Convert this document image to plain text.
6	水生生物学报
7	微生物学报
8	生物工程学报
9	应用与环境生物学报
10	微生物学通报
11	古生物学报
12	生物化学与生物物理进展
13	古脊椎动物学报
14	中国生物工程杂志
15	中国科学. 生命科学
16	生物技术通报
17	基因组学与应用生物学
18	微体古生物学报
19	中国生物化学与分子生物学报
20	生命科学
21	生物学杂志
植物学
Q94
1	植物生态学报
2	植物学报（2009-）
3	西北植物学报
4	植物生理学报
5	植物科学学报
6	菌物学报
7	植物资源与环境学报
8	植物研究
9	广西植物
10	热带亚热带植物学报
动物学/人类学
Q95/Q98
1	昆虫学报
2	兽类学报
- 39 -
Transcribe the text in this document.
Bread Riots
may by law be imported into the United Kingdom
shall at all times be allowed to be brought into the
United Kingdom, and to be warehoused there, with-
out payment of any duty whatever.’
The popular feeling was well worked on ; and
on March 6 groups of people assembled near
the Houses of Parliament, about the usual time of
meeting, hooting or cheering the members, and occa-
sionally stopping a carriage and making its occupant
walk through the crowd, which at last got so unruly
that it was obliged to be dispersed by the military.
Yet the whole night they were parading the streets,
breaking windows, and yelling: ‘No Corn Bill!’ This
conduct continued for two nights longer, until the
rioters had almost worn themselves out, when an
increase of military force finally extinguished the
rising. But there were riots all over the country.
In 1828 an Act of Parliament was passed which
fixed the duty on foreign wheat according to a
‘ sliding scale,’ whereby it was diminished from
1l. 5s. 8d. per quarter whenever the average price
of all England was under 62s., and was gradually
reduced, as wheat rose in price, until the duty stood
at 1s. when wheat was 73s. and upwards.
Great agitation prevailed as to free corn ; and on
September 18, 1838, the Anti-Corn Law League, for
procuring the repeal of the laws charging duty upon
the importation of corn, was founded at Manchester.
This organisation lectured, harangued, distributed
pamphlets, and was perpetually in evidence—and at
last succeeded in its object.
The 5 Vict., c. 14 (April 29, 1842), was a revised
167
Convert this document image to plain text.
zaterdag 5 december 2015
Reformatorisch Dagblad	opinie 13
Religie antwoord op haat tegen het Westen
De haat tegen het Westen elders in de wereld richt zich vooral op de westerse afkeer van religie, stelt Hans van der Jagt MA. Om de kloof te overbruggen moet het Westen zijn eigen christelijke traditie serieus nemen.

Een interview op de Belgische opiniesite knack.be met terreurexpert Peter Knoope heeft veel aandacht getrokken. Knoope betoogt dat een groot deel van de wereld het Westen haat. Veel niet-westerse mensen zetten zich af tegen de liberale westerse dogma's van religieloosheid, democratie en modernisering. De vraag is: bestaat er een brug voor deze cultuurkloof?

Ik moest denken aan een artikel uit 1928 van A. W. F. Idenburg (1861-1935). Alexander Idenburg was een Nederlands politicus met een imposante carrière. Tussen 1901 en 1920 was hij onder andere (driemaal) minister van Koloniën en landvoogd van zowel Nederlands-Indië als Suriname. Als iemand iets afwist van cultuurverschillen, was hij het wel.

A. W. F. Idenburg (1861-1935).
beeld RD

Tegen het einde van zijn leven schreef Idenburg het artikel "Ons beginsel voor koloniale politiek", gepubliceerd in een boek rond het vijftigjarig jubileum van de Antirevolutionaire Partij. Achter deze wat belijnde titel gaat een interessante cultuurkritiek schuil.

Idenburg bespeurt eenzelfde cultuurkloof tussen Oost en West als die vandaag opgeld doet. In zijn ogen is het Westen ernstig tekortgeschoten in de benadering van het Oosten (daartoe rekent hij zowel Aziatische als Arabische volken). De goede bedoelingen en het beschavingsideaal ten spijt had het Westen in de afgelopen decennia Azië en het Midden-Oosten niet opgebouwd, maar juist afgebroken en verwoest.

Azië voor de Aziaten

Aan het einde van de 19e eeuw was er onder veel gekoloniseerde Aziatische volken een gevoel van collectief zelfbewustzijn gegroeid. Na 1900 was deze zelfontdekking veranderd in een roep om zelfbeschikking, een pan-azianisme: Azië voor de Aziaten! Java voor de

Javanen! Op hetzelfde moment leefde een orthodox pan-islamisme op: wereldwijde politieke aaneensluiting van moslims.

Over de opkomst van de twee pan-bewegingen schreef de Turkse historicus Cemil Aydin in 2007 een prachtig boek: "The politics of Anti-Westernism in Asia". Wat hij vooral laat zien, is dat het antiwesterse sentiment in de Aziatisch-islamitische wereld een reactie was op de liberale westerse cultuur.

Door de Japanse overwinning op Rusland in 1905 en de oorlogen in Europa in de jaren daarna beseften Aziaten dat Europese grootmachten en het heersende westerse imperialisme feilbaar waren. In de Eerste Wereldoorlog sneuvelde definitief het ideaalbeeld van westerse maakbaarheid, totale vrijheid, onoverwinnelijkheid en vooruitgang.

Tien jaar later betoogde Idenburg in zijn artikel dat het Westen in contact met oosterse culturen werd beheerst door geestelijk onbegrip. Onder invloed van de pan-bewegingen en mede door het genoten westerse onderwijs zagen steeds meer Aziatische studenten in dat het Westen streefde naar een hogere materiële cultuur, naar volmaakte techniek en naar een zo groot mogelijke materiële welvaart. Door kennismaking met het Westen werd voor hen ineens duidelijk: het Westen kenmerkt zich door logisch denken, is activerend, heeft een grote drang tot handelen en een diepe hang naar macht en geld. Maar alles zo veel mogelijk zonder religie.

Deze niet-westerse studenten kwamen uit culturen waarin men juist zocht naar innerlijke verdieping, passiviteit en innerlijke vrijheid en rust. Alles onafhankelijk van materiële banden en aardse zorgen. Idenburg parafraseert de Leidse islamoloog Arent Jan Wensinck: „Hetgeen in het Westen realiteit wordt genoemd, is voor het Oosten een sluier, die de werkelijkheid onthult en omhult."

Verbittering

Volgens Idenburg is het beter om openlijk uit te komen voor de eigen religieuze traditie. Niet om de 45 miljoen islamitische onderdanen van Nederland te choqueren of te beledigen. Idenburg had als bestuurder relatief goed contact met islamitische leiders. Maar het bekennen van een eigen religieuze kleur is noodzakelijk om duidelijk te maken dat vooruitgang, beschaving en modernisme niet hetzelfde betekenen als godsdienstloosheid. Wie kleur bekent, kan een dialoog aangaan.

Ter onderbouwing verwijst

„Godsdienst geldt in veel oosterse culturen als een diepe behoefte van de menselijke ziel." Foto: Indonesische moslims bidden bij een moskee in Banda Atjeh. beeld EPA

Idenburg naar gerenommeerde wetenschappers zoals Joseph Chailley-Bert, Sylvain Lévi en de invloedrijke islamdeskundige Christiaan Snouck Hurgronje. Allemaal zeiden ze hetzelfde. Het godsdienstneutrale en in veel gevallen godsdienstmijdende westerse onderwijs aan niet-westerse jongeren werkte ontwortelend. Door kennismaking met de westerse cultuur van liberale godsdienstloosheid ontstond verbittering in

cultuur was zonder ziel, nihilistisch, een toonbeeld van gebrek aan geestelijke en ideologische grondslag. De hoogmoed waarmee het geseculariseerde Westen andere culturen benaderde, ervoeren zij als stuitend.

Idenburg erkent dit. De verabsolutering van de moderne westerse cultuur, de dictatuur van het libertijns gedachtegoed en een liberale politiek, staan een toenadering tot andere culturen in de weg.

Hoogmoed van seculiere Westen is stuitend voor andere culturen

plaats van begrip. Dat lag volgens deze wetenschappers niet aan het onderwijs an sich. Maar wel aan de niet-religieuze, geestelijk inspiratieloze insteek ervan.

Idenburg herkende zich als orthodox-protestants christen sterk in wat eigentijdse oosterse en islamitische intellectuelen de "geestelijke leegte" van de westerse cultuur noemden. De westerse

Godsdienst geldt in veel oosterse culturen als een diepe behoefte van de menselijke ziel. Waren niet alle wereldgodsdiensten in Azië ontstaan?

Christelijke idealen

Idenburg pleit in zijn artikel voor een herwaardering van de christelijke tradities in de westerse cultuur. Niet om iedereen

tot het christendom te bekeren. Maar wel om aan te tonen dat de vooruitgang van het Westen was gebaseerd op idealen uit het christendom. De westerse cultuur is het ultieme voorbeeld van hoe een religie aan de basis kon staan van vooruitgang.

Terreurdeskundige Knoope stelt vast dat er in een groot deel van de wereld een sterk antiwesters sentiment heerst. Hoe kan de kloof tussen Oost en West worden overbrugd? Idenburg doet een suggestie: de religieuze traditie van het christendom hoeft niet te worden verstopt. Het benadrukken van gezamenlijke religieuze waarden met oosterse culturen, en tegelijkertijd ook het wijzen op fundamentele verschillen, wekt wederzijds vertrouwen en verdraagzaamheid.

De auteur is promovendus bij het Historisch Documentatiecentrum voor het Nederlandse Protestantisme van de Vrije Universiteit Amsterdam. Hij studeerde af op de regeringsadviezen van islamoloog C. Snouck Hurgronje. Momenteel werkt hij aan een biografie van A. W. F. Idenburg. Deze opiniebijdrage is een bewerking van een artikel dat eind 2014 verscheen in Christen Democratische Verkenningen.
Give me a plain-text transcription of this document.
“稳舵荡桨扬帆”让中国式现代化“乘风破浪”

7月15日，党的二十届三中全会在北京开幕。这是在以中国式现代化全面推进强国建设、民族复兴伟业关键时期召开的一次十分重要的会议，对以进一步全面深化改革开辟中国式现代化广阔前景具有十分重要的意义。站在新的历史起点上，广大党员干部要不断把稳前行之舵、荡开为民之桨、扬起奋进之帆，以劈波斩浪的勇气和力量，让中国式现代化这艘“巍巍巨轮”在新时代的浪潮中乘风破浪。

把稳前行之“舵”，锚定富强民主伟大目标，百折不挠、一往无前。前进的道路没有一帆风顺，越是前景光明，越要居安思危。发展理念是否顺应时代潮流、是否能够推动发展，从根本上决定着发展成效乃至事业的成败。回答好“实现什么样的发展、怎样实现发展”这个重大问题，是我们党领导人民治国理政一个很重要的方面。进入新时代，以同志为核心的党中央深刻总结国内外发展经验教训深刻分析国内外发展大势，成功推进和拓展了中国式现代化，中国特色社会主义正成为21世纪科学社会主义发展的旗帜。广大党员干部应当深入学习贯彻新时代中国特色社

════

■ WHAT YOU WILL DO
Looking at the records above, count the lines where the word "United" appears. State only the number.

■ FULL ANSWER
2